TEXTO SELECIONADO:
● ● ●
A rapidez da formação profissional é destacada por Carlos Monteiro também como fator de sucesso dos cursos tecnológicos. Com três anos nos bancos universitário, o aluno de um curso tecnológico pode ter em mãos o diploma de pós-graduação e conquistar uma importante posição no mercado de trabalho. “Estamos numa fase de formação rápida, conhecimento rápido e continuado”, afirma.

Outra vantagem dos tecnológicos, conta Gustavo Fagundes, é que os cursos oferecem certificação intermediária. Ou seja, quando o aluno encerra um período, já pode ingressar no mercado atuando na sua profissão, ao contrário dos bacharéis. “Além de ser bom financeiramente para o aluno, é bom para retê-lo na instituição de ensino. O estudante passa a ganhar mais e não desiste do curso. Ele vê o progresso na realização de cada módulo”, destaca.

Porém, pelo fato de os tecnológicos surgirem de uma demanda específica de mercado, eles também podem extinguir-se caso a necessidade inicial seja suprida. E isto não é um fator exclusivamente ruim. Fagundes explica que este é o caminho natural e que instituições e alunos devem estar cientes disto. Ou seja, um curso tecnológico não é uma formação para a vida inteira e o profissional precisa adequar-se a isso, buscando continuamente novas capacitações.
● ● ●
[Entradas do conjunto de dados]
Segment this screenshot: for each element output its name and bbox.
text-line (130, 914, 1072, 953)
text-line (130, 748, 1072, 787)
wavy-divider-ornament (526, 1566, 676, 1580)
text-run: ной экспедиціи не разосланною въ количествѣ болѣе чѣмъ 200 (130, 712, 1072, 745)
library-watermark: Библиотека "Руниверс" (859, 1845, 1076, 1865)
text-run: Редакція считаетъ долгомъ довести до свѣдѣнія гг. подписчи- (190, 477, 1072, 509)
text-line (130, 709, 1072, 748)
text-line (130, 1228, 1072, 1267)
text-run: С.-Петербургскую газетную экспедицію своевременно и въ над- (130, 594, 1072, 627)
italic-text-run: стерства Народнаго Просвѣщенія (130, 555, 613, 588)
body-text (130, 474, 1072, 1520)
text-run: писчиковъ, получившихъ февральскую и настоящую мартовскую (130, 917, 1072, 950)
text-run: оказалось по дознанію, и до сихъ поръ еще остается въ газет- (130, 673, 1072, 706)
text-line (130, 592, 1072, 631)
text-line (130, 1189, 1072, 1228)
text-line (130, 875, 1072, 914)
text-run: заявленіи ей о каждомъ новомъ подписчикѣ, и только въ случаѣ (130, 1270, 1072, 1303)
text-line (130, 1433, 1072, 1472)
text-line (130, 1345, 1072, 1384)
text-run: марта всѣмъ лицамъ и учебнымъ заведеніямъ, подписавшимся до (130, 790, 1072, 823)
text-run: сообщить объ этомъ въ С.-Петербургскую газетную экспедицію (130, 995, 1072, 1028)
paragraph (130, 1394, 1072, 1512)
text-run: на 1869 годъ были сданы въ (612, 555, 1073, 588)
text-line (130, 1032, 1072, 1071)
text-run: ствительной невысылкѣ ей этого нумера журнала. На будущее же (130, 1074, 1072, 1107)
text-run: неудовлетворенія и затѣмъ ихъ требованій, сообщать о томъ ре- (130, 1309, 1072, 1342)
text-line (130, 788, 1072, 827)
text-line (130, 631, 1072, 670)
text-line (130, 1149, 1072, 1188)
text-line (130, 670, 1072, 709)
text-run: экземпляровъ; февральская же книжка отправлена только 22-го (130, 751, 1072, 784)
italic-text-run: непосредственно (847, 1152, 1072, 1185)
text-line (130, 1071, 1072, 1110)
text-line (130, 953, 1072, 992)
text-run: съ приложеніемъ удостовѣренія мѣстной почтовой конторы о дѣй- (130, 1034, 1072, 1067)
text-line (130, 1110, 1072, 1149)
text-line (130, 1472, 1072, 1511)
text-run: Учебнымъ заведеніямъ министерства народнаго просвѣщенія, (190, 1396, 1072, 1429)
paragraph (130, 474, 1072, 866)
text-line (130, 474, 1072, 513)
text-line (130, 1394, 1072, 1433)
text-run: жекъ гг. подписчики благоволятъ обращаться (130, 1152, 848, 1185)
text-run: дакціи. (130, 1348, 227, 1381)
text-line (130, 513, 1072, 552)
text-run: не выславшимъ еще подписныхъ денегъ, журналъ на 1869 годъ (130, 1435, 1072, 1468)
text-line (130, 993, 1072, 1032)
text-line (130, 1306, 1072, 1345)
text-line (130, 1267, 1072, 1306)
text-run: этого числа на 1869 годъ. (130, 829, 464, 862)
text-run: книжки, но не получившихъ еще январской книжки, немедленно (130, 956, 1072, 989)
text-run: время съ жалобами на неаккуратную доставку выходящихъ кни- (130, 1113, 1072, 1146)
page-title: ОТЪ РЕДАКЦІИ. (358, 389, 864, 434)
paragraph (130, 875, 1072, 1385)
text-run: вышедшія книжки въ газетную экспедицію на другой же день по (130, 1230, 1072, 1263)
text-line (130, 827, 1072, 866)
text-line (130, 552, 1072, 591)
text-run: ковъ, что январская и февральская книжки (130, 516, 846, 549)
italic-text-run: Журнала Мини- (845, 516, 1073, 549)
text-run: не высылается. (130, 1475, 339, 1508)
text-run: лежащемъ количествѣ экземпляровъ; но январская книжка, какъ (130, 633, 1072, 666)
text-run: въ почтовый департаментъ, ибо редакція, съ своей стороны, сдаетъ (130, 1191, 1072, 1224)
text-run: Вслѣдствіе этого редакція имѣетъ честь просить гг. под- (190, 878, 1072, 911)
● ● ●
TAREFA A:
Responda com base no texto sobre cursos tecnológicos:
(i) Após quantos anos nos bancos universitários o aluno de um curso tecnológico pode ter em mãos o diploma de pós-graduação?
(ii) Segundo Gustavo Fagundes, que tipo de certificação os cursos tecnológicos oferecem?
(iii) O que pode acontecer com os cursos tecnológicos caso a necessidade inicial do mercado seja suprida?
TAREFA B:
Duplique, sem alterações, o trecho do texto sobre cursos tecnológicos que começa com "Outra vantagem dos" e segue até "continuamente novas capacitações.".

RESPOSTA A:
(i) Três anos.
(ii) Certificação intermediária.
(iii) Eles podem extinguir-se.

RESPOSTA B:
Outra vantagem dos tecnológicos, conta Gustavo Fagundes, é que os cursos oferecem certificação intermediária. Ou seja, quando o aluno encerra um período, já pode ingressar no mercado atuando na sua profissão, ao contrário dos bacharéis. “Além de ser bom financeiramente para o aluno, é bom para retê-lo na instituição de ensino. O estudante passa a ganhar mais e não desiste do curso. Ele vê o progresso na realização de cada módulo”, destaca.

Porém, pelo fato de os tecnológicos surgirem de uma demanda específica de mercado, eles também podem extinguir-se caso a necessidade inicial seja suprida. E isto não é um fator exclusivamente ruim. Fagundes explica que este é o caminho natural e que instituições e alunos devem estar cientes disto. Ou seja, um curso tecnológico não é uma formação para a vida inteira e o profissional precisa adequar-se a isso, buscando continuamente novas capacitações.